Extract the records below word for word and ignore the images.

── PROVIDED INFORMATION ──

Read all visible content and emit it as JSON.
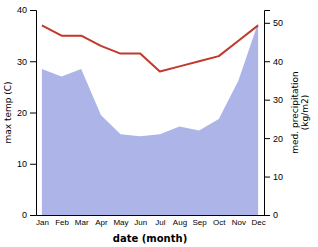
{
  "chart_data": {
    "type": "line",
    "categories": [
      "Jan",
      "Feb",
      "Mar",
      "Apr",
      "May",
      "Jun",
      "Jul",
      "Aug",
      "Sep",
      "Oct",
      "Nov",
      "Dec"
    ],
    "xlabel": "date (month)",
    "ylabel": "max temp (C)",
    "y2label": "med. precipitation\n(kg/m2)",
    "ylim": [
      0,
      40
    ],
    "yticks": [
      0,
      10,
      20,
      30,
      40
    ],
    "y2lim": [
      0,
      53.33
    ],
    "y2ticks": [
      0,
      10,
      20,
      30,
      40,
      50
    ],
    "series": [
      {
        "type": "area",
        "axis": "y2",
        "color": "#adb5e8",
        "values": [
          38,
          36,
          38,
          26,
          21,
          20.5,
          21,
          23,
          22,
          25,
          35,
          50
        ]
      },
      {
        "type": "line",
        "color": "#c0392b",
        "values": [
          37,
          35,
          35,
          33,
          31.5,
          31.5,
          28,
          29,
          30,
          31,
          34,
          37
        ]
      }
    ]
  }
}
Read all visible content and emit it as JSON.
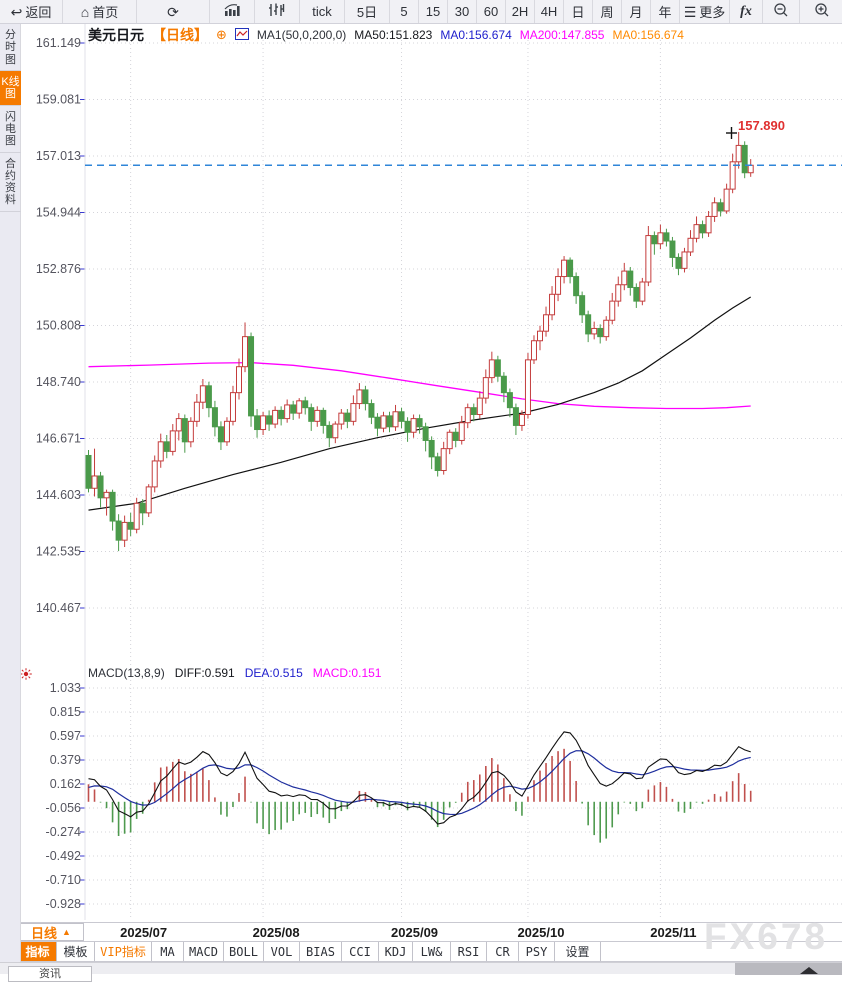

───

### RESPONSE TO THIS TASK
Read all visible content and emit it as JSON.
{
  "chart_data": {
    "type": "line",
    "categories": [
      "Jan",
      "Feb",
      "Mar",
      "Apr",
      "May",
      "Jun",
      "Jul",
      "Aug",
      "Sep",
      "Oct",
      "Nov",
      "Dec"
    ],
    "xlabel": "date (month)",
    "ylabel": "max temp (C)",
    "y2label": "med. precipitation\n(kg/m2)",
    "ylim": [
      0,
      40
    ],
    "yticks": [
      0,
      10,
      20,
      30,
      40
    ],
    "y2lim": [
      0,
      53.33
    ],
    "y2ticks": [
      0,
      10,
      20,
      30,
      40,
      50
    ],
    "series": [
      {
        "type": "area",
        "axis": "y2",
        "color": "#adb5e8",
        "values": [
          38,
          36,
          38,
          26,
          21,
          20.5,
          21,
          23,
          22,
          25,
          35,
          50
        ]
      },
      {
        "type": "line",
        "color": "#c0392b",
        "values": [
          37,
          35,
          35,
          33,
          31.5,
          31.5,
          28,
          29,
          30,
          31,
          34,
          37
        ]
      }
    ]
  }
}
Read all visible content and emit it as JSON.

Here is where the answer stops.